▼

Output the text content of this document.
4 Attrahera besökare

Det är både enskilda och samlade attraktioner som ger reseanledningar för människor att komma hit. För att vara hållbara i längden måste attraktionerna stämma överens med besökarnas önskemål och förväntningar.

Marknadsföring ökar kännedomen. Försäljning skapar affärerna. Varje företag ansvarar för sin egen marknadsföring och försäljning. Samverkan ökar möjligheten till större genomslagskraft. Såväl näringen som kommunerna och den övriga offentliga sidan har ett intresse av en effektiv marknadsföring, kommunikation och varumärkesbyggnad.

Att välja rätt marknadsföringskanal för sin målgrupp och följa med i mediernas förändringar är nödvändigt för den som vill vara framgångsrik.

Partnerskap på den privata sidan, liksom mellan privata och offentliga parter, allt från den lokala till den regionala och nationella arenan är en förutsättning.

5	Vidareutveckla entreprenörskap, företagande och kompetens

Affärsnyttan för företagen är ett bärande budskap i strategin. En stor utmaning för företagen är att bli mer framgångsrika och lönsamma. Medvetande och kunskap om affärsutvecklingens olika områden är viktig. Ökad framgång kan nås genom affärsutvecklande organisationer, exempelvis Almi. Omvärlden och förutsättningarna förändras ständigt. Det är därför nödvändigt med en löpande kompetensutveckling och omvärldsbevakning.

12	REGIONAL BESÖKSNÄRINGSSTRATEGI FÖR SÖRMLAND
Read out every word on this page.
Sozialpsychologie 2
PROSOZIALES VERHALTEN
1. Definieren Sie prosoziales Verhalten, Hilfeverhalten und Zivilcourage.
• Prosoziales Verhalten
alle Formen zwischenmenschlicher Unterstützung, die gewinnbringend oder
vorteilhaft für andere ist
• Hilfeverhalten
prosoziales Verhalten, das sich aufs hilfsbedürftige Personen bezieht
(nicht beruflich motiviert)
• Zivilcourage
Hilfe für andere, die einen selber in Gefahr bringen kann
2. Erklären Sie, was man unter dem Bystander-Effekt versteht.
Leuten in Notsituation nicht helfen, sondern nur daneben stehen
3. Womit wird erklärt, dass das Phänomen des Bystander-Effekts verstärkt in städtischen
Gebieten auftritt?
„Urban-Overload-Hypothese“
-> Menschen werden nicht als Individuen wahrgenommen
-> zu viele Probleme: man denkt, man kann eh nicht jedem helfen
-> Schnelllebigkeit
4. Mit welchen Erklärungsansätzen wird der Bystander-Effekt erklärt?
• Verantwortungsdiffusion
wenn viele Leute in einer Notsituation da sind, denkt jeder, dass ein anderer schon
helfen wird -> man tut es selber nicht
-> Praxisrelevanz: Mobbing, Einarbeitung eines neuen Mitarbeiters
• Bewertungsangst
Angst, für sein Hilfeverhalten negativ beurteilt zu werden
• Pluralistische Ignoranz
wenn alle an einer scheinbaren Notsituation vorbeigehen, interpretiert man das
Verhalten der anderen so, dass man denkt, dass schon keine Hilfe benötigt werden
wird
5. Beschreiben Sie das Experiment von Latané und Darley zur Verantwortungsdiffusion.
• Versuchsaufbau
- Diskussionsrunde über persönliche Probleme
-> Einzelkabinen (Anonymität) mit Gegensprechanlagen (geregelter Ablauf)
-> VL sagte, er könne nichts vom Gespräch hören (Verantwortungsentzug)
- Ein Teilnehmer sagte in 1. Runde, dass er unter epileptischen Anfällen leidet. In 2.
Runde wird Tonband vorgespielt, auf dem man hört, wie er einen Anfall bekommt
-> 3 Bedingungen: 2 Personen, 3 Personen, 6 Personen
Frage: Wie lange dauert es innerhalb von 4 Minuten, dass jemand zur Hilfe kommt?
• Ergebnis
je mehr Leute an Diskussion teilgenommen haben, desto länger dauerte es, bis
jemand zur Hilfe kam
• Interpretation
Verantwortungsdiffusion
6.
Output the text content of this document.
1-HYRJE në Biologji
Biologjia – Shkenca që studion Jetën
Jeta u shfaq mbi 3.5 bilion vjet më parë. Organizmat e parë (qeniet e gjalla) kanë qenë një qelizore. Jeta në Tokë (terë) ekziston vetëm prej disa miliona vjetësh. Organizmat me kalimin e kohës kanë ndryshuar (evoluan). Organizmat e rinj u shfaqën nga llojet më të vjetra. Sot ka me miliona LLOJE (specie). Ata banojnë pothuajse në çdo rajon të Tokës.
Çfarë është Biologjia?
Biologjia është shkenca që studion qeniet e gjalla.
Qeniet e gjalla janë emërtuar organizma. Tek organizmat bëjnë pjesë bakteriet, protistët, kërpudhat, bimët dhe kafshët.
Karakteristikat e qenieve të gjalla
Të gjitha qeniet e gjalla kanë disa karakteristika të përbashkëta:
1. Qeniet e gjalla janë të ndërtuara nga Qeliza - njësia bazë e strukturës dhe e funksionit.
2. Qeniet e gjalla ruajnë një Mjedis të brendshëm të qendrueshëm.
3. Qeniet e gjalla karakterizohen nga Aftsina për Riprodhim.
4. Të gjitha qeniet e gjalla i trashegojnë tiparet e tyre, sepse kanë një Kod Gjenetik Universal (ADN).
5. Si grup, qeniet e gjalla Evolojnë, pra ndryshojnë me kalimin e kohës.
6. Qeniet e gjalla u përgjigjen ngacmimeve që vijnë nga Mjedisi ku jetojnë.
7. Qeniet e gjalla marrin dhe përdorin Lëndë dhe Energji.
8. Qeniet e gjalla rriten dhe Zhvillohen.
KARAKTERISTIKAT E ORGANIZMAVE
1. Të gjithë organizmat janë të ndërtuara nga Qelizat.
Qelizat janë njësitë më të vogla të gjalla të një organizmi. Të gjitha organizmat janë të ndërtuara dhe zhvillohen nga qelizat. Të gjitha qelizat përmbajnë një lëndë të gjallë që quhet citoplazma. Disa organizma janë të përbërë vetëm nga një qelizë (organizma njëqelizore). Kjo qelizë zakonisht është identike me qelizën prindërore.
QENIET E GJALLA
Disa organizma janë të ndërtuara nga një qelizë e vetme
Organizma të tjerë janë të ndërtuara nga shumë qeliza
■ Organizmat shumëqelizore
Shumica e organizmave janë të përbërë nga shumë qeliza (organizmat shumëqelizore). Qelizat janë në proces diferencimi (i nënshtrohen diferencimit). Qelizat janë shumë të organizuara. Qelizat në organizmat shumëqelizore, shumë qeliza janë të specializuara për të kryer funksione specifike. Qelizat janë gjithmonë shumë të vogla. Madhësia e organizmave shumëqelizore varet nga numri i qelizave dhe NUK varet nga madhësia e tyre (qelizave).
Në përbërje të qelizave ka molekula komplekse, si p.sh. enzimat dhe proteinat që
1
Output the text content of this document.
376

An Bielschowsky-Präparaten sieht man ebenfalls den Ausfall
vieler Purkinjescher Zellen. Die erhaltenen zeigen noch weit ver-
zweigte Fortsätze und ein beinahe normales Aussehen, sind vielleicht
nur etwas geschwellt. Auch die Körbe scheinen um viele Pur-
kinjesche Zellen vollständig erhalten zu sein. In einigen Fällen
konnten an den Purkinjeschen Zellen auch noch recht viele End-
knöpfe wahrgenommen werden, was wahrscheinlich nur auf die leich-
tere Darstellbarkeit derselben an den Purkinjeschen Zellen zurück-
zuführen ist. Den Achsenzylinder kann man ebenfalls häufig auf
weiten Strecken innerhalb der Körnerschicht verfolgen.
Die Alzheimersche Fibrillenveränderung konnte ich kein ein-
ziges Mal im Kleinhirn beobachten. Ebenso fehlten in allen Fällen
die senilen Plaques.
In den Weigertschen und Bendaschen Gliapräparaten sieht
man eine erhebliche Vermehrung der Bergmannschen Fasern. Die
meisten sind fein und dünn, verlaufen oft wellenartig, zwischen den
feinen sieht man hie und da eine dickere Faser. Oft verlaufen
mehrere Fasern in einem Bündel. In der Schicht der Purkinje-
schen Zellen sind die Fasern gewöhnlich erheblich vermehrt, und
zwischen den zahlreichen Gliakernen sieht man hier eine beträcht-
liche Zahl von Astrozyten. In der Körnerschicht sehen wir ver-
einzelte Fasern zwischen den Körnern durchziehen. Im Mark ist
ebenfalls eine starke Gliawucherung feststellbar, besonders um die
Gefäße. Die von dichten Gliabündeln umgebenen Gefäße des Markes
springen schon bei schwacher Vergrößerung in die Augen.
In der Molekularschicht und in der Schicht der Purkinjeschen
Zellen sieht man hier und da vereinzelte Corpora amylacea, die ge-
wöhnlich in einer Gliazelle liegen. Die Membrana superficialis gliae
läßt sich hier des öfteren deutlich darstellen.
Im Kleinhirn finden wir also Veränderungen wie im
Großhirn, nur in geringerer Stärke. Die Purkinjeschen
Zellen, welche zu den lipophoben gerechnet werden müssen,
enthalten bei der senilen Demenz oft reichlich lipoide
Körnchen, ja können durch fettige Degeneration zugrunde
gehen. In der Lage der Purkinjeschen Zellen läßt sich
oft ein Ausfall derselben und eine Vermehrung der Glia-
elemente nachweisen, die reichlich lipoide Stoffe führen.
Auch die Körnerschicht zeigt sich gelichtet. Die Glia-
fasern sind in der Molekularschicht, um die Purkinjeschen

▲

§ What to do
Show all lines above holding "sein".

§ Solution to the problem
Angst, für sein Hilfeverhalten negativ beurteilt zu werden
kinjesche Zellen vollständig erhalten zu sein. In einigen Fällen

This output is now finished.